## Instructions to follow
Scan the data for lines with "Mohammad" and report the count by itself.

## Task input

** Begin **

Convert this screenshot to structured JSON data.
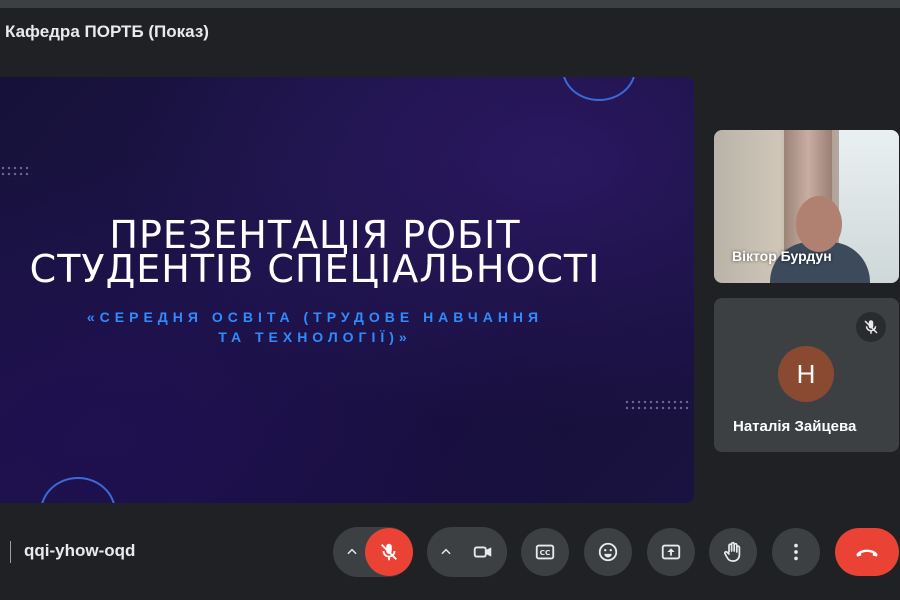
{
  "meeting": {
    "title": "Кафедра ПОРТБ (Показ)",
    "code": "qqi-yhow-oqd"
  },
  "slide": {
    "title_line1": "ПРЕЗЕНТАЦІЯ РОБІТ",
    "title_line2": "СТУДЕНТІВ СПЕЦІАЛЬНОСТІ",
    "subtitle_line1": "«СЕРЕДНЯ ОСВІТА (ТРУДОВЕ НАВЧАННЯ",
    "subtitle_line2": "ТА ТЕХНОЛОГІЇ)»",
    "subtitle_color": "#2f8cff"
  },
  "participants": [
    {
      "name": "Віктор Бурдун",
      "type": "video"
    },
    {
      "name": "Наталія Зайцева",
      "type": "avatar",
      "initial": "Н",
      "avatar_color": "#8a4a32",
      "muted": true
    }
  ],
  "controls": {
    "mic": {
      "icon": "mic-off-icon",
      "state": "off",
      "color": "#ea4335"
    },
    "camera": {
      "icon": "camera-icon"
    },
    "captions": {
      "icon": "cc-icon"
    },
    "reactions": {
      "icon": "emoji-icon"
    },
    "present": {
      "icon": "present-screen-icon"
    },
    "raise_hand": {
      "icon": "hand-icon"
    },
    "more": {
      "icon": "more-vert-icon"
    },
    "leave": {
      "icon": "call-end-icon",
      "color": "#ea4335"
    }
  }
}
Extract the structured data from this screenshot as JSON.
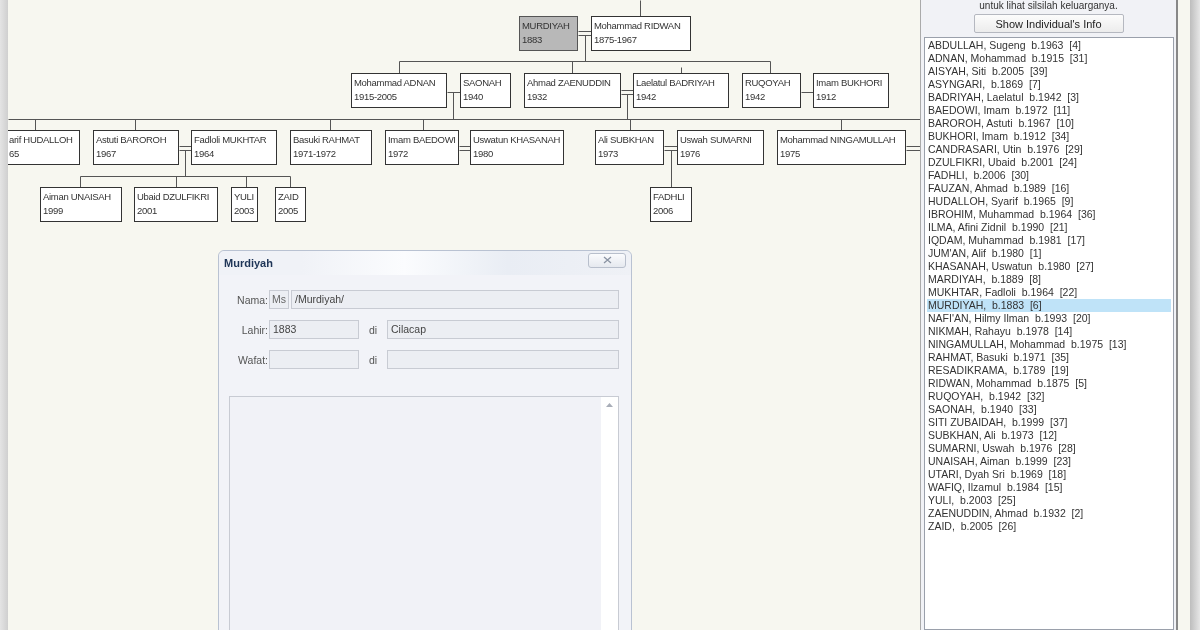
{
  "tree": {
    "nodes": [
      {
        "name": "MURDIYAH",
        "years": "1883",
        "selected": true
      },
      {
        "name": "Mohammad RIDWAN",
        "years": "1875-1967",
        "selected": false
      },
      {
        "name": "Mohammad ADNAN",
        "years": "1915-2005",
        "selected": false
      },
      {
        "name": "SAONAH",
        "years": "1940",
        "selected": false
      },
      {
        "name": "Ahmad ZAENUDDIN",
        "years": "1932",
        "selected": false
      },
      {
        "name": "Laelatul BADRIYAH",
        "years": "1942",
        "selected": false
      },
      {
        "name": "RUQOYAH",
        "years": "1942",
        "selected": false
      },
      {
        "name": "Imam BUKHORI",
        "years": "1912",
        "selected": false
      },
      {
        "name": "arif HUDALLOH",
        "years": "65",
        "selected": false
      },
      {
        "name": "Astuti BAROROH",
        "years": "1967",
        "selected": false
      },
      {
        "name": "Fadloli MUKHTAR",
        "years": "1964",
        "selected": false
      },
      {
        "name": "Basuki RAHMAT",
        "years": "1971-1972",
        "selected": false
      },
      {
        "name": "Imam BAEDOWI",
        "years": "1972",
        "selected": false
      },
      {
        "name": "Uswatun KHASANAH",
        "years": "1980",
        "selected": false
      },
      {
        "name": "Ali SUBKHAN",
        "years": "1973",
        "selected": false
      },
      {
        "name": "Uswah SUMARNI",
        "years": "1976",
        "selected": false
      },
      {
        "name": "Mohammad NINGAMULLAH",
        "years": "1975",
        "selected": false
      },
      {
        "name": "Aiman UNAISAH",
        "years": "1999",
        "selected": false
      },
      {
        "name": "Ubaid DZULFIKRI",
        "years": "2001",
        "selected": false
      },
      {
        "name": "YULI",
        "years": "2003",
        "selected": false
      },
      {
        "name": "ZAID",
        "years": "2005",
        "selected": false
      },
      {
        "name": "FADHLI",
        "years": "2006",
        "selected": false
      }
    ]
  },
  "side_panel": {
    "hint": "untuk lihat silsilah keluarganya.",
    "button": "Show Individual's Info",
    "people": [
      {
        "label": "ABDULLAH, Sugeng  b.1963  [4]",
        "selected": false
      },
      {
        "label": "ADNAN, Mohammad  b.1915  [31]",
        "selected": false
      },
      {
        "label": "AISYAH, Siti  b.2005  [39]",
        "selected": false
      },
      {
        "label": "ASYNGARI,  b.1869  [7]",
        "selected": false
      },
      {
        "label": "BADRIYAH, Laelatul  b.1942  [3]",
        "selected": false
      },
      {
        "label": "BAEDOWI, Imam  b.1972  [11]",
        "selected": false
      },
      {
        "label": "BAROROH, Astuti  b.1967  [10]",
        "selected": false
      },
      {
        "label": "BUKHORI, Imam  b.1912  [34]",
        "selected": false
      },
      {
        "label": "CANDRASARI, Utin  b.1976  [29]",
        "selected": false
      },
      {
        "label": "DZULFIKRI, Ubaid  b.2001  [24]",
        "selected": false
      },
      {
        "label": "FADHLI,  b.2006  [30]",
        "selected": false
      },
      {
        "label": "FAUZAN, Ahmad  b.1989  [16]",
        "selected": false
      },
      {
        "label": "HUDALLOH, Syarif  b.1965  [9]",
        "selected": false
      },
      {
        "label": "IBROHIM, Muhammad  b.1964  [36]",
        "selected": false
      },
      {
        "label": "ILMA, Afini Zidnil  b.1990  [21]",
        "selected": false
      },
      {
        "label": "IQDAM, Muhammad  b.1981  [17]",
        "selected": false
      },
      {
        "label": "JUM'AN, Alif  b.1980  [1]",
        "selected": false
      },
      {
        "label": "KHASANAH, Uswatun  b.1980  [27]",
        "selected": false
      },
      {
        "label": "MARDIYAH,  b.1889  [8]",
        "selected": false
      },
      {
        "label": "MUKHTAR, Fadloli  b.1964  [22]",
        "selected": false
      },
      {
        "label": "MURDIYAH,  b.1883  [6]",
        "selected": true
      },
      {
        "label": "NAFI'AN, Hilmy Ilman  b.1993  [20]",
        "selected": false
      },
      {
        "label": "NIKMAH, Rahayu  b.1978  [14]",
        "selected": false
      },
      {
        "label": "NINGAMULLAH, Mohammad  b.1975  [13]",
        "selected": false
      },
      {
        "label": "RAHMAT, Basuki  b.1971  [35]",
        "selected": false
      },
      {
        "label": "RESADIKRAMA,  b.1789  [19]",
        "selected": false
      },
      {
        "label": "RIDWAN, Mohammad  b.1875  [5]",
        "selected": false
      },
      {
        "label": "RUQOYAH,  b.1942  [32]",
        "selected": false
      },
      {
        "label": "SAONAH,  b.1940  [33]",
        "selected": false
      },
      {
        "label": "SITI ZUBAIDAH,  b.1999  [37]",
        "selected": false
      },
      {
        "label": "SUBKHAN, Ali  b.1973  [12]",
        "selected": false
      },
      {
        "label": "SUMARNI, Uswah  b.1976  [28]",
        "selected": false
      },
      {
        "label": "UNAISAH, Aiman  b.1999  [23]",
        "selected": false
      },
      {
        "label": "UTARI, Dyah Sri  b.1969  [18]",
        "selected": false
      },
      {
        "label": "WAFIQ, Ilzamul  b.1984  [15]",
        "selected": false
      },
      {
        "label": "YULI,  b.2003  [25]",
        "selected": false
      },
      {
        "label": "ZAENUDDIN, Ahmad  b.1932  [2]",
        "selected": false
      },
      {
        "label": "ZAID,  b.2005  [26]",
        "selected": false
      }
    ]
  },
  "dialog": {
    "title": "Murdiyah",
    "name_label": "Nama:",
    "title_value": "Ms",
    "name_value": "/Murdiyah/",
    "born_label": "Lahir:",
    "born_value": "1883",
    "born_place_label": "di",
    "born_place_value": "Cilacap",
    "died_label": "Wafat:",
    "died_place_label": "di"
  }
}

** End **

## Completed exercise
6